# Aim of the exercise
Can you pull out each line of the data below that includes the word "Exam"?

****************

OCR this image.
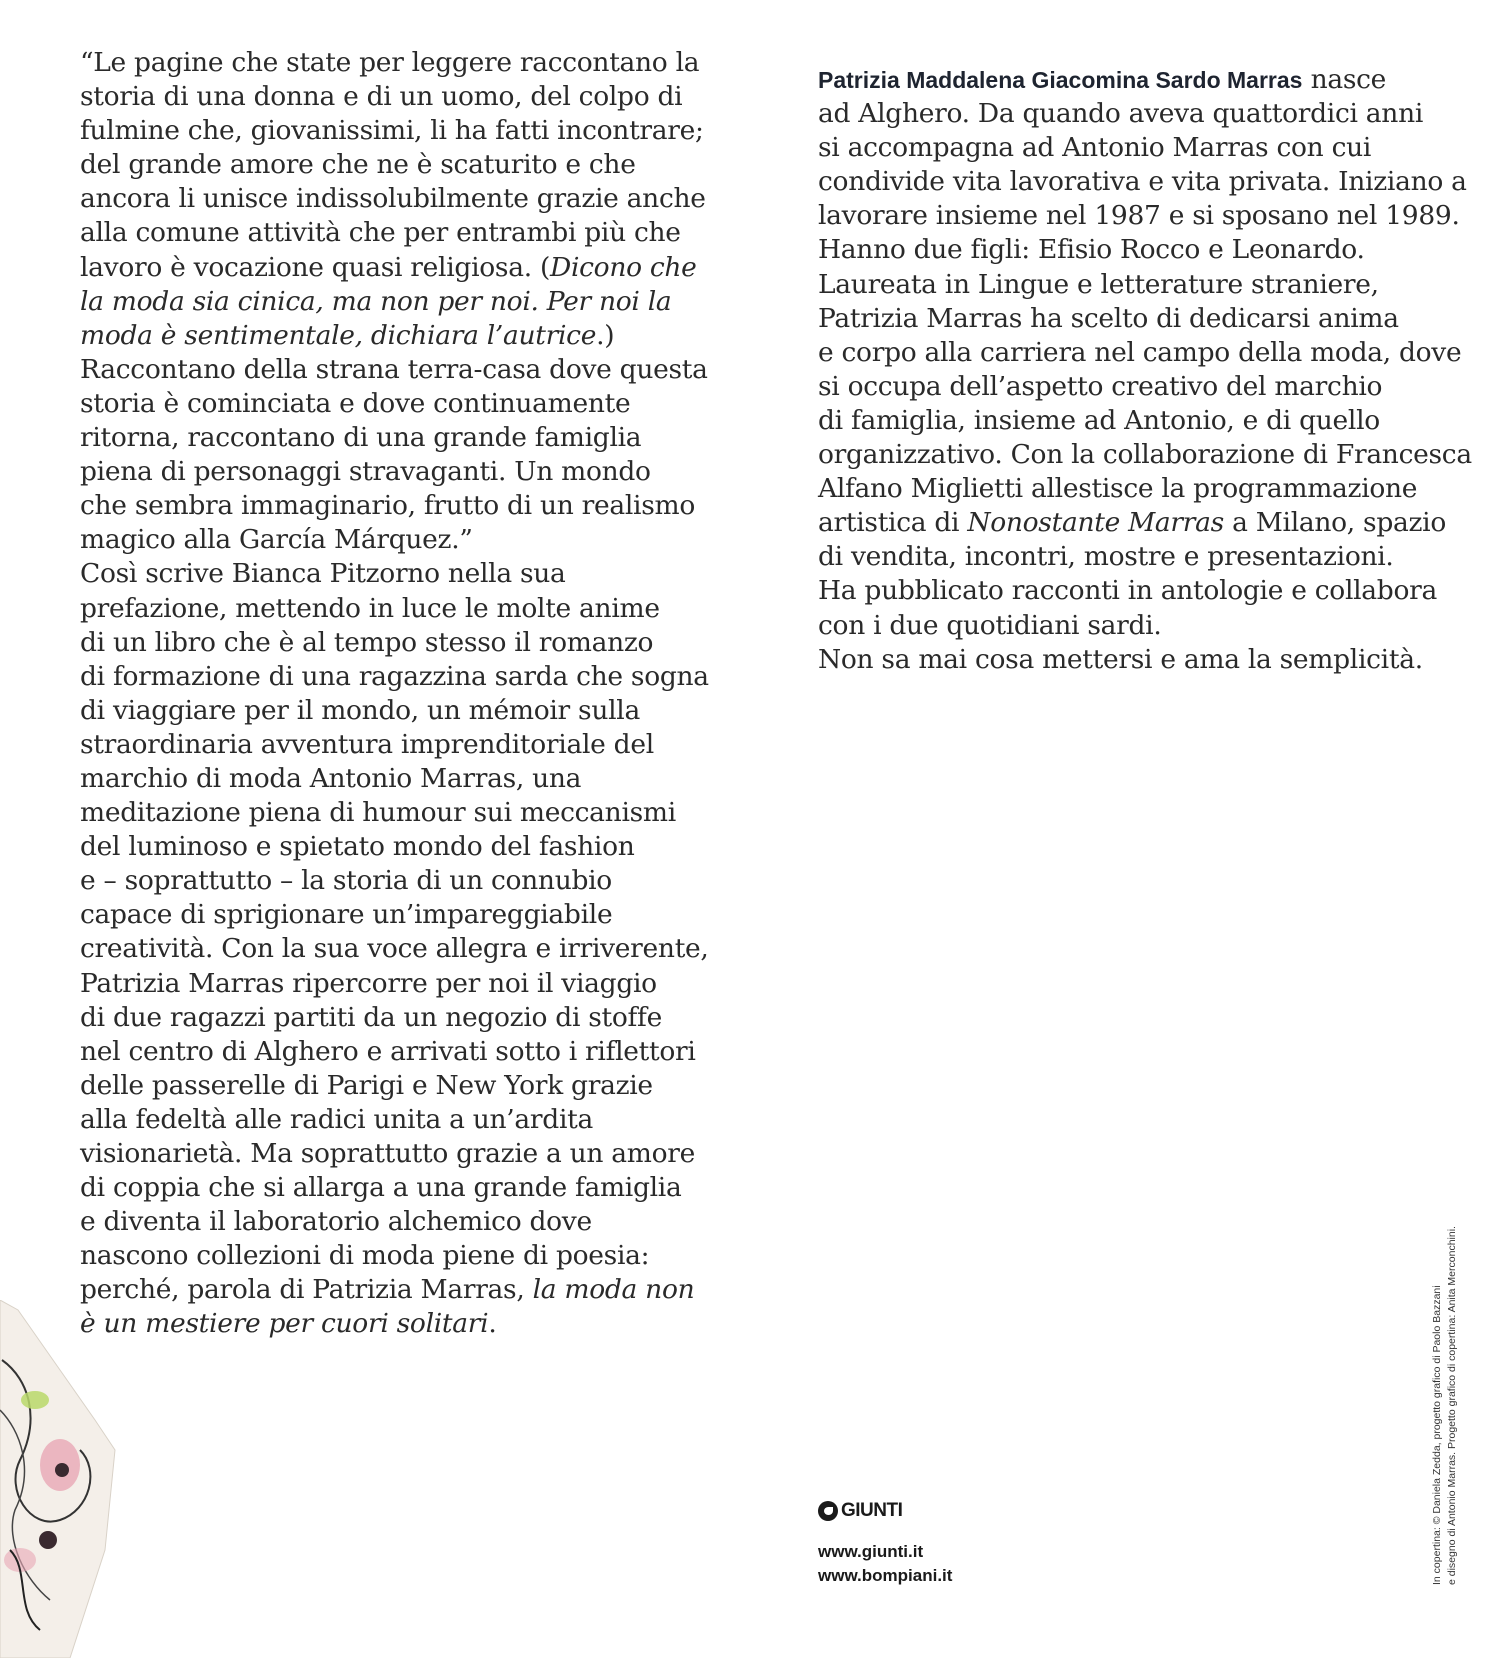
“Le pagine che state per leggere raccontano la
storia di una donna e di un uomo, del colpo di
fulmine che, giovanissimi, li ha fatti incontrare;
del grande amore che ne è scaturito e che
ancora li unisce indissolubilmente grazie anche
alla comune attività che per entrambi più che
lavoro è vocazione quasi religiosa. (Dicono che
la moda sia cinica, ma non per noi. Per noi la
moda è sentimentale, dichiara l’autrice.)
Raccontano della strana terra-casa dove questa
storia è cominciata e dove continuamente
ritorna, raccontano di una grande famiglia
piena di personaggi stravaganti. Un mondo
che sembra immaginario, frutto di un realismo
magico alla García Márquez.”
Così scrive Bianca Pitzorno nella sua
prefazione, mettendo in luce le molte anime
di un libro che è al tempo stesso il romanzo
di formazione di una ragazzina sarda che sogna
di viaggiare per il mondo, un mémoir sulla
straordinaria avventura imprenditoriale del
marchio di moda Antonio Marras, una
meditazione piena di humour sui meccanismi
del luminoso e spietato mondo del fashion
e – soprattutto – la storia di un connubio
capace di sprigionare un’impareggiabile
creatività. Con la sua voce allegra e irriverente,
Patrizia Marras ripercorre per noi il viaggio
di due ragazzi partiti da un negozio di stoffe
nel centro di Alghero e arrivati sotto i riflettori
delle passerelle di Parigi e New York grazie
alla fedeltà alle radici unita a un’ardita
visionarietà. Ma soprattutto grazie a un amore
di coppia che si allarga a una grande famiglia
e diventa il laboratorio alchemico dove
nascono collezioni di moda piene di poesia:
perché, parola di Patrizia Marras, la moda non
è un mestiere per cuori solitari.
Patrizia Maddalena Giacomina Sardo Marras nasce
ad Alghero. Da quando aveva quattordici anni
si accompagna ad Antonio Marras con cui
condivide vita lavorativa e vita privata. Iniziano a
lavorare insieme nel 1987 e si sposano nel 1989.
Hanno due figli: Efisio Rocco e Leonardo.
Laureata in Lingue e letterature straniere,
Patrizia Marras ha scelto di dedicarsi anima
e corpo alla carriera nel campo della moda, dove
si occupa dell’aspetto creativo del marchio
di famiglia, insieme ad Antonio, e di quello
organizzativo. Con la collaborazione di Francesca
Alfano Miglietti allestisce la programmazione
artistica di Nonostante Marras a Milano, spazio
di vendita, incontri, mostre e presentazioni.
Ha pubblicato racconti in antologie e collabora
con i due quotidiani sardi.
Non sa mai cosa mettersi e ama la semplicità.
GIUNTI
www.giunti.it
www.bompiani.it	In copertina: © Daniela Zedda, progetto grafico di Paolo Bazzani e disegno di Antonio Marras. Progetto grafico di copertina: Anita Merconchini.
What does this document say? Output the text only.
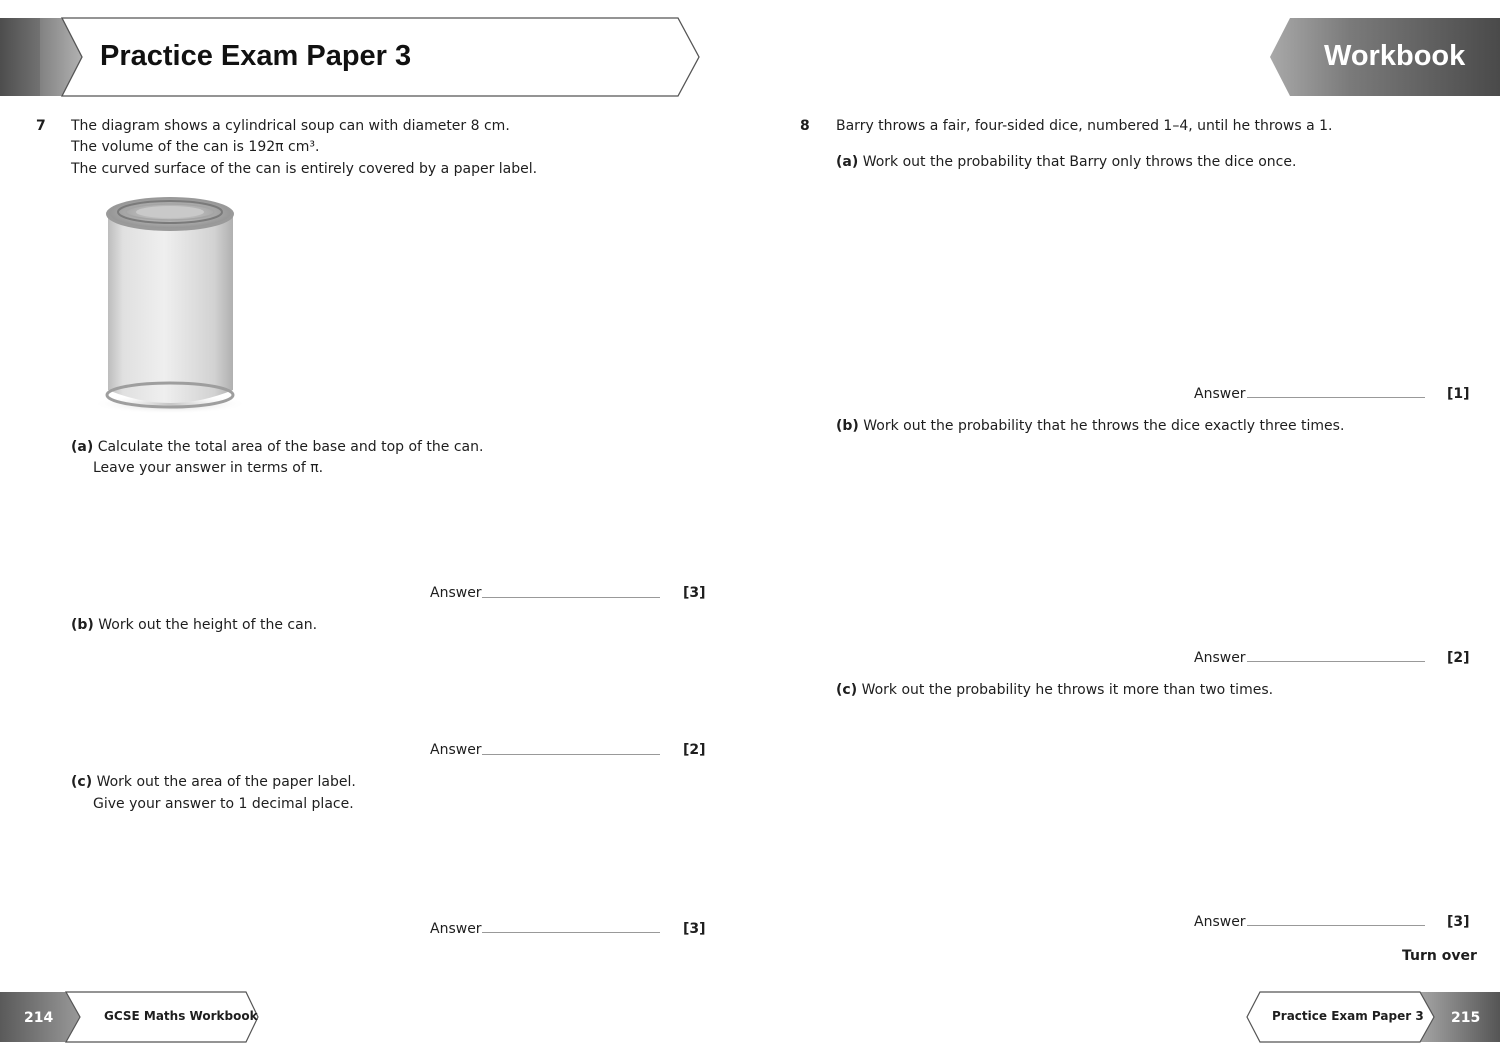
Practice Exam Paper 3	Workbook
7 The diagram shows a cylindrical soup can with diameter 8 cm.
The volume of the can is 192π cm³.
The curved surface of the can is entirely covered by a paper label.
(a) Calculate the total area of the base and top of the can.
Leave your answer in terms of π.
Answer	[3]
(b) Work out the height of the can.
Answer	[2]
(c) Work out the area of the paper label.
Give your answer to 1 decimal place.
Answer	[3]
8 Barry throws a fair, four-sided dice, numbered 1–4, until he throws a 1.
(a) Work out the probability that Barry only throws the dice once.
Answer	[1]
(b) Work out the probability that he throws the dice exactly three times.
Answer	[2]
(c) Work out the probability he throws it more than two times.
Answer	[3]
Turn over
214	GCSE Maths Workbook	Practice Exam Paper 3 215
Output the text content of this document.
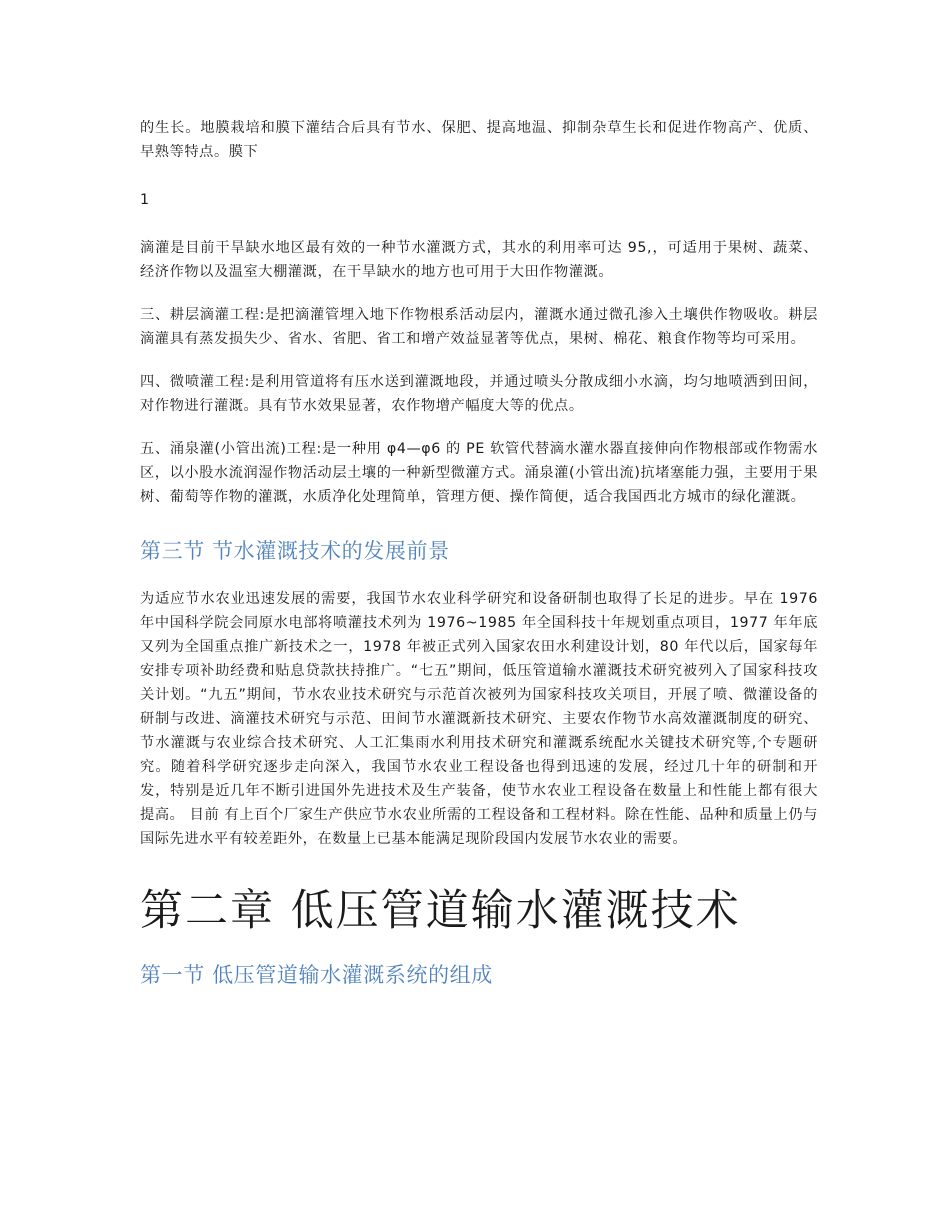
的生长。地膜栽培和膜下灌结合后具有节水、保肥、提高地温、抑制杂草生长和促进作物高产、优质、早熟等特点。膜下

1

滴灌是目前干旱缺水地区最有效的一种节水灌溉方式，其水的利用率可达 95,，可适用于果树、蔬菜、经济作物以及温室大棚灌溉，在干旱缺水的地方也可用于大田作物灌溉。

三、耕层滴灌工程:是把滴灌管埋入地下作物根系活动层内，灌溉水通过微孔渗入土壤供作物吸收。耕层滴灌具有蒸发损失少、省水、省肥、省工和增产效益显著等优点，果树、棉花、粮食作物等均可采用。

四、微喷灌工程:是利用管道将有压水送到灌溉地段，并通过喷头分散成细小水滴，均匀地喷洒到田间，对作物进行灌溉。具有节水效果显著，农作物增产幅度大等的优点。

五、涌泉灌(小管出流)工程:是一种用 φ4—φ6 的 PE 软管代替滴水灌水器直接伸向作物根部或作物需水区，以小股水流润湿作物活动层土壤的一种新型微灌方式。涌泉灌(小管出流)抗堵塞能力强，主要用于果树、葡萄等作物的灌溉，水质净化处理简单，管理方便、操作简便，适合我国西北方城市的绿化灌溉。

第三节 节水灌溉技术的发展前景

为适应节水农业迅速发展的需要，我国节水农业科学研究和设备研制也取得了长足的进步。早在 1976 年中国科学院会同原水电部将喷灌技术列为 1976~1985 年全国科技十年规划重点项目，1977 年年底又列为全国重点推广新技术之一，1978 年被正式列入国家农田水利建设计划，80 年代以后，国家每年安排专项补助经费和贴息贷款扶持推广。“七五”期间，低压管道输水灌溉技术研究被列入了国家科技攻关计划。“九五”期间，节水农业技术研究与示范首次被列为国家科技攻关项目，开展了喷、微灌设备的研制与改进、滴灌技术研究与示范、田间节水灌溉新技术研究、主要农作物节水高效灌溉制度的研究、节水灌溉与农业综合技术研究、人工汇集雨水利用技术研究和灌溉系统配水关键技术研究等,个专题研究。随着科学研究逐步走向深入，我国节水农业工程设备也得到迅速的发展，经过几十年的研制和开发，特别是近几年不断引进国外先进技术及生产装备，使节水农业工程设备在数量上和性能上都有很大提高。 目前 有上百个厂家生产供应节水农业所需的工程设备和工程材料。除在性能、品种和质量上仍与国际先进水平有较差距外，在数量上已基本能满足现阶段国内发展节水农业的需要。

第二章 低压管道输水灌溉技术
第一节 低压管道输水灌溉系统的组成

****************

# Answer to the exercise
Practice Exam Paper 3	Workbook
214	GCSE Maths Workbook	Practice Exam Paper 3 215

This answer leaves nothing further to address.